■ **PARTS OF THE EXERCISE**
(A) From the article on weightlifting myths below, list every myth the author says they no longer hear, or have never heard, now that the evidence-based training movement has arrived.
(B) In the article on weightlifting myths below, what did the researchers conclude about the deep squat with forward-tracking knees?
(C) Continue the article on weightlifting myths below, picking up after its final sentence.

■ **EXCERPT**
----

Lifting weights and improving a physique has to be one of the most confusion - riddled pastimes on the planet. I’d like to say that this is in spite of the vast amount of information available to the modern day gym goer, but unfortunately I suspect that it is in fact because of it.
No other hobby/lifestyle (depending on your perspective, I guess) has produced more myths, half-truths and straight up lies than the world of lifting. Magazines, internet guru’s and well meaning ‘big dudes in the gym’ have been steadily concocting, spreading and solidifying misinformed ‘facts’ for years, and we have reached saturation point.
Thankfully, with the birth of the evidence based training movement, a lot of these myths are dying out. It’s been a long time since I heard anyone say that fish thins your skin, that concentration curls build a biceps peak, or that leg extensions ‘make cuts in your legs’ and I don’t think I’ve ever actually heard in real life that you should be doing high reps to tone and heavy reps to bulk.
I’m kind of thankful for this; I have a limited capacity to listen to stupid.
But there are still a few myths which remain in the mind of gym-goers the world over, and it’s time to put these to rest, starting with number 1:
Myth 1: Keep Knees behind your toes when you squat
When squatting, so the tale goes, one should keep one’s knees behind one’s toes to reduce injury risk. Like all good myths this makes sense and it actually has some science behind it – there was a study done (1) which indicated that by reducing squat depth to parallel and therefore preventing knee travel you can effectively educe shear force on the joint. The researchers concluded, therefore, that the deep squat with forward tracking knees increases injury risk. There are 3 problems with this conclusion which must be considered when applying it to everyone with a bar on their back and big wheels on their Christmas list.
Firstly, the researchers showed that shear force is greater in the deep squat but not that it actually became problematic. This is a common mistake in exercise or fitness related research, and brings to mind comparable to the study which was once used to suggest that high protein diets were a bad idea for kidney health (Increased protein intake stresses the kidneys more than a standard diet, but not to an actually harmful capacity). To explain properly I like to use an analogy.
Let’s take a suspension bridge. When cars drive over it, the stress on the suspension structure is SIGNIFICANTLY increased and therefore the chances that the bridge will collapse under the strain is higher. This sounds like an issue, but the structure was designed specifically to hold the strain which is being applied to it and therefore the extra strain is absolutely no problem.
Well, likewise, the knee joint was ‘designed’ (evolved) to be able to squat deeply – at least to parallel – and this may require knee tracking for certain body types by necessity (more on this in a bit).

----

■ **DATASET RECORDS**
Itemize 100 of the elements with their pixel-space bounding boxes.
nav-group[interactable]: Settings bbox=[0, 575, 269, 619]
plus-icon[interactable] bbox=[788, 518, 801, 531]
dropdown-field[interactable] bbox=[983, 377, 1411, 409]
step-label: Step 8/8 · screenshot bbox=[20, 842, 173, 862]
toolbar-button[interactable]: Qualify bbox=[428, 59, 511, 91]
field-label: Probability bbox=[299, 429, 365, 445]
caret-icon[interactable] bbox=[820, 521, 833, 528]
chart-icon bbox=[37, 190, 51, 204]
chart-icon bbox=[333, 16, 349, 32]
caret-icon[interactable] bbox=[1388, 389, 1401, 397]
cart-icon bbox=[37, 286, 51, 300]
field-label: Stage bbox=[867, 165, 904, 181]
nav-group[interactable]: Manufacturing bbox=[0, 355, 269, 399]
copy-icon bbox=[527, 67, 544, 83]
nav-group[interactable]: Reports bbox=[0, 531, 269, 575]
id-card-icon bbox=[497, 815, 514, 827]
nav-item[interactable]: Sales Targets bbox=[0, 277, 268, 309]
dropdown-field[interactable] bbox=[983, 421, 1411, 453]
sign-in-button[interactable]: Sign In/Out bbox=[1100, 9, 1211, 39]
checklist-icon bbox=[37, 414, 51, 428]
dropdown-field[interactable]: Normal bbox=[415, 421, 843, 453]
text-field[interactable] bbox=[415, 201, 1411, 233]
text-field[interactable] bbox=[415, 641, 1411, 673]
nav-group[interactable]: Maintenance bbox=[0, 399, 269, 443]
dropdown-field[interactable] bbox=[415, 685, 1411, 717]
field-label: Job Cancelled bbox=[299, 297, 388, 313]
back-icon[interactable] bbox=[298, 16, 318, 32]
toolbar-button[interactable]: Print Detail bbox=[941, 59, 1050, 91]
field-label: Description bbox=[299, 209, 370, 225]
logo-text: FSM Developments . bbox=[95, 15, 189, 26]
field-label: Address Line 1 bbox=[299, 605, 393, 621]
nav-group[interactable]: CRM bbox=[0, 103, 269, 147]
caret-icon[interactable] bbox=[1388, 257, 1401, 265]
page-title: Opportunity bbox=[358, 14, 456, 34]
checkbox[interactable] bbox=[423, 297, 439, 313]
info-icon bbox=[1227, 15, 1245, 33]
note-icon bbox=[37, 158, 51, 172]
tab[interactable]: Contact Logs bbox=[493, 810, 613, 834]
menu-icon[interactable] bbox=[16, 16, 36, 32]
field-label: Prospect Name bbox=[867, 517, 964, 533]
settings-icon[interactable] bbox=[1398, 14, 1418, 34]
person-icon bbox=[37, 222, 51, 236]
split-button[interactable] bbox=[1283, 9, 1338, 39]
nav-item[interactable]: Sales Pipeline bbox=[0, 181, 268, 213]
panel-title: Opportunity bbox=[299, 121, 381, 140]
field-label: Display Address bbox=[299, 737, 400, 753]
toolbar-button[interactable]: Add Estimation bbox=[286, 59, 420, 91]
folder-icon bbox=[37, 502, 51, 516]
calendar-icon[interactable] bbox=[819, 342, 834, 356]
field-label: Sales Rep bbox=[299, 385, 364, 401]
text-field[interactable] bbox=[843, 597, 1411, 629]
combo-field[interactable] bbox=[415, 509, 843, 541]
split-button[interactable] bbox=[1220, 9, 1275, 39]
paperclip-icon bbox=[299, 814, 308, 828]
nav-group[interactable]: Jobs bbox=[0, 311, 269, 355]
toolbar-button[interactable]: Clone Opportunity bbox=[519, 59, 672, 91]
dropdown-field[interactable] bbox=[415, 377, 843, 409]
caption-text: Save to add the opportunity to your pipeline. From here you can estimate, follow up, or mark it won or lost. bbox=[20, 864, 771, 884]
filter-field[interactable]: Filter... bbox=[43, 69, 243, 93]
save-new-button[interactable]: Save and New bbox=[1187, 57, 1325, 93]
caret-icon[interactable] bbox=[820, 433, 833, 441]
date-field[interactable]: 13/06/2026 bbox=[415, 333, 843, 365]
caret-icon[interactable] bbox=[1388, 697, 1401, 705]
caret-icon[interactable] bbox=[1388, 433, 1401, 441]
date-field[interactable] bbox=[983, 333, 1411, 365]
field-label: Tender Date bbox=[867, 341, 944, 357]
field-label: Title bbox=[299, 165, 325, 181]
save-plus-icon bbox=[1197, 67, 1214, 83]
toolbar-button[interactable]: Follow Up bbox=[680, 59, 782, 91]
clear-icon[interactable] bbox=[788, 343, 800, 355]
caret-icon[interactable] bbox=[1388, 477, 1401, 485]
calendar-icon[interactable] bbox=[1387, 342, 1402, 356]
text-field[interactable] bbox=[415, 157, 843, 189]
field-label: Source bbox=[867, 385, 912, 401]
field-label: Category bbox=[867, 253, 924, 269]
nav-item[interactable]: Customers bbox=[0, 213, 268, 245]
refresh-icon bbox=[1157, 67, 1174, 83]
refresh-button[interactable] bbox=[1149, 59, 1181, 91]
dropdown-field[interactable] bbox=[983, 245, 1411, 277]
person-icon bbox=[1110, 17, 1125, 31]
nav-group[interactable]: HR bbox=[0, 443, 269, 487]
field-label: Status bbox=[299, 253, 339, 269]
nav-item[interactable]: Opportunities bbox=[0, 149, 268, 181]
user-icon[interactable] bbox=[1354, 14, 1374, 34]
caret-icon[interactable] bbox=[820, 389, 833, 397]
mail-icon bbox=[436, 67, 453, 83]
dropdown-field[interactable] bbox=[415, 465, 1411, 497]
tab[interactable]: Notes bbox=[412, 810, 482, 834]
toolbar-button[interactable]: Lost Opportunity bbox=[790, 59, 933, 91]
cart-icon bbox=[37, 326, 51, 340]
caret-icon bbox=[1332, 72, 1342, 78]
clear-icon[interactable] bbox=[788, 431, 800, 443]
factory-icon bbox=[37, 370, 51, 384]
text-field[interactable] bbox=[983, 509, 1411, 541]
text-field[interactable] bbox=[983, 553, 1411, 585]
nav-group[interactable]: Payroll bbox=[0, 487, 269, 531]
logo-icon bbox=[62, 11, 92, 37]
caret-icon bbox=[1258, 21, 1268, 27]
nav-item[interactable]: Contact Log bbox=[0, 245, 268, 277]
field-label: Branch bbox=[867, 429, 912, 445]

----

■ **ANSWER LIST**
(A)
- Fish thins your skin.
- Concentration curls build a biceps peak.
- Leg extensions "make cuts in your legs."
- You should do high reps to tone and heavy reps to bulk.

(B) They concluded that it increases injury risk.

(C)
If you are still concerned that extremely low squatting could be problematic in application, let’s take a look at Olympic weight lifting. Every single time a lifter performs a clean, snatch or front squat accessory movement, the knees are going to travel over the toes – yet these sports have an incredibly low injury rate.
Secondly, Keeping your knees behind your toes can in fact make it impossible for some lifters to ever reach full depth.
If your individual levers aren’t IDEAL for squatting, some forward knee tracking is completely unavoidable. For people who squat quite narrow footed, it’s very difficult to keep knees behind toes, if doable.
For those of you with long femurs, or pretty much anyone over 6 feet tall? No chance. Take a look at Arnold in this picture below - he was a tall guy and therefore his knees track over his toes by necessity.
A tall lifter, or someone who is generally ‘lanky’ is going to squat with a much greater degree of forward lean and a much more exaggerated knee travel in order to reach parallel, this is basic mechanics.
For these lifters, restricting knee tracking will result in a half squat every time, which can carry its own issues.
Finally, reducing knee flexion to minimise forward travel doesn’t actually reduce injury risk anyway
If you are reducing your range of motion and half squatting, two things are going to happen. Firstly, you are going to need to increase your hip angle in order to hit proper depth. Such a dramatic back angle makes it FAR more likely that you are going to enter lumbar spinal flexion (your back is going to round like an irritated house-cat) which, as you would expect, does indeed carry a unique risk of injury.
Secondly, you are going to in fact place MORE pressure on the knee joint.
In order to squat to full depth, you take your knee through its full natural range of motion and the concentric phase of the lift is largely initiated by your glutes. Stopping halfway down requires your quadriceps to flex incredibly hard at the knee joint to prevent the eccentric, and then reverse the motion to start the lift.
Ever try to reverse the direction of a heavy revolving door or anything else with momentum in one direction? It’s hard.
Combine this with the fact that your typical ego lifter can half squat a lot more than they can full squat and you have a recipe for massively increased risk of knee explosion (slight exaggeration).
So why is this myth perpetuated?
One reason is that, for a lot of folks, telling them to keep their knees behind their toes (whilst being impossible) improves their squat form by mistake.
A common squatting mistake is to flex too much at the knee which results in a bottom position whereby the bar is over their toes – THIS can in fact increase risk of knee injury. What happens is they start to distribute their weight far more evenly through their entire foot (A cue I like to use is to distribute your weight evenly between your heel, big toe and little toes) and suddenly their bar path is much more straight.
Another common one is for lifters to use too much knee tracking – so much that their heels raise off the floor. This is due to a lack of ankle mobility rather than an inherent issue with their squat form, and it can be helped with improving this along with investing in a solid pair of Olympic shoes.
So this one can be thrown out, but if you find that your bar path is tracking forwards or your heels are raising off the floor, you might want to bring your knee tracking down a notch or two. The main thing to think about, rather than forward distance, is making sure that your knees stay IN LINE with your toes and don’t cave in too much.
Knees caving in over time, can and does hurt your knees, and nobody wants to be restricted to the leg press for the rest of their career!
Myth 2: Abs are made in the kitchen
This myth is can also be packaged as ‘Everyone has a 6 pack; you just need to be lean enough’. Whichever way you spin it, though, it’s just not true.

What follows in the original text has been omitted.